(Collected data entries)

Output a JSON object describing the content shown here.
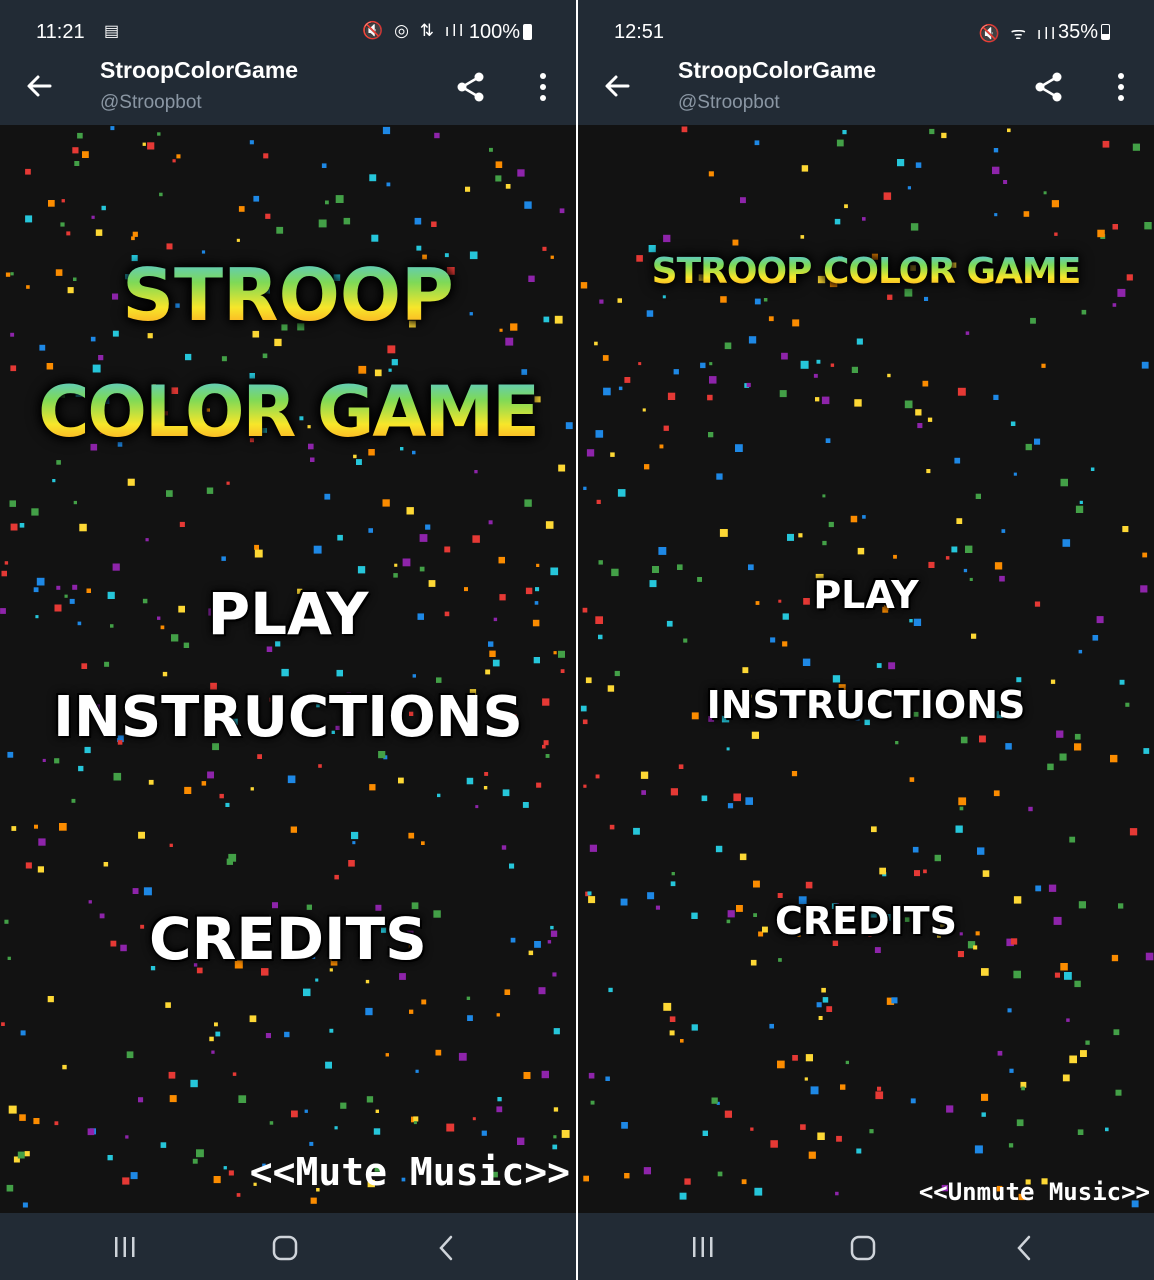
{
  "screens": [
    {
      "status": {
        "time": "11:21",
        "battery": "100%",
        "battery_level": 1.0
      },
      "chat": {
        "title": "StroopColorGame",
        "subtitle": "@Stroopbot"
      },
      "game": {
        "title_line1": "STROOP",
        "title_line2": "COLOR GAME",
        "play": "PLAY",
        "instructions": "INSTRUCTIONS",
        "credits": "CREDITS",
        "music_toggle": "<<Mute Music>>"
      }
    },
    {
      "status": {
        "time": "12:51",
        "battery": "35%",
        "battery_level": 0.35
      },
      "chat": {
        "title": "StroopColorGame",
        "subtitle": "@Stroopbot"
      },
      "game": {
        "title": "STROOP COLOR GAME",
        "play": "PLAY",
        "instructions": "INSTRUCTIONS",
        "credits": "CREDITS",
        "music_toggle": "<<Unmute Music>>"
      }
    }
  ],
  "icons": {
    "back": "arrow-left-icon",
    "share": "share-icon",
    "more": "more-vertical-icon",
    "nav_recents": "recents-icon",
    "nav_home": "home-icon",
    "nav_back": "nav-back-icon"
  },
  "colors": {
    "bar_background": "#222b35",
    "game_background": "#121212",
    "subtitle_text": "#8a96a3",
    "confetti": [
      "#e53935",
      "#43a047",
      "#1e88e5",
      "#fdd835",
      "#8e24aa",
      "#fb8c00",
      "#26c6da"
    ]
  }
}
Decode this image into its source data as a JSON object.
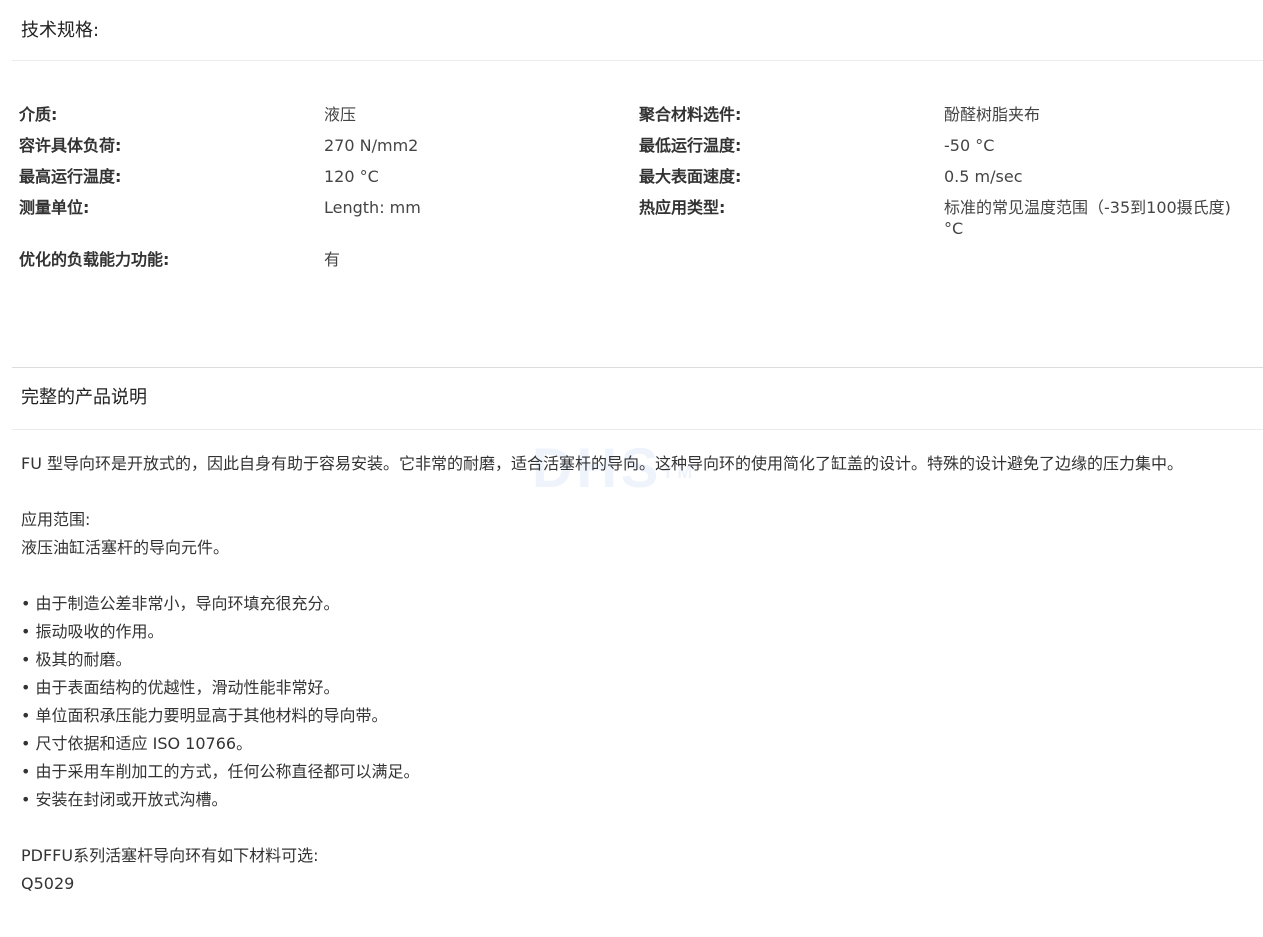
{
  "spec_section": {
    "title": "技术规格:",
    "rows": [
      {
        "l1": "介质:",
        "v1": "液压",
        "l2": "聚合材料选件:",
        "v2": "酚醛树脂夹布"
      },
      {
        "l1": "容许具体负荷:",
        "v1": "270 N/mm2",
        "l2": "最低运行温度:",
        "v2": "-50 °C"
      },
      {
        "l1": "最高运行温度:",
        "v1": "120 °C",
        "l2": "最大表面速度:",
        "v2": "0.5 m/sec"
      },
      {
        "l1": "测量单位:",
        "v1": "Length: mm",
        "l2": "热应用类型:",
        "v2": "标准的常见温度范围（-35到100摄氏度) °C"
      },
      {
        "l1": "优化的负载能力功能:",
        "v1": "有",
        "l2": "",
        "v2": ""
      }
    ]
  },
  "desc_section": {
    "title": "完整的产品说明",
    "intro": "FU 型导向环是开放式的，因此自身有助于容易安装。它非常的耐磨，适合活塞杆的导向。这种导向环的使用简化了缸盖的设计。特殊的设计避免了边缘的压力集中。",
    "application_label": "应用范围:",
    "application_text": "液压油缸活塞杆的导向元件。",
    "bullets": [
      "• 由于制造公差非常小，导向环填充很充分。",
      "• 振动吸收的作用。",
      "• 极其的耐磨。",
      "• 由于表面结构的优越性，滑动性能非常好。",
      "• 单位面积承压能力要明显高于其他材料的导向带。",
      "• 尺寸依据和适应 ISO 10766。",
      "• 由于采用车削加工的方式，任何公称直径都可以满足。",
      "• 安装在封闭或开放式沟槽。"
    ],
    "materials_label": "PDFFU系列活塞杆导向环有如下材料可选:",
    "materials": [
      "Q5029"
    ]
  },
  "watermark": {
    "text": "DHS",
    "tm": "TM"
  }
}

> **TASK BRIEF**
Count up the lines in the listing that hold the word "JSON", and give that number only.

> **EXERCISE RESPONSE**
2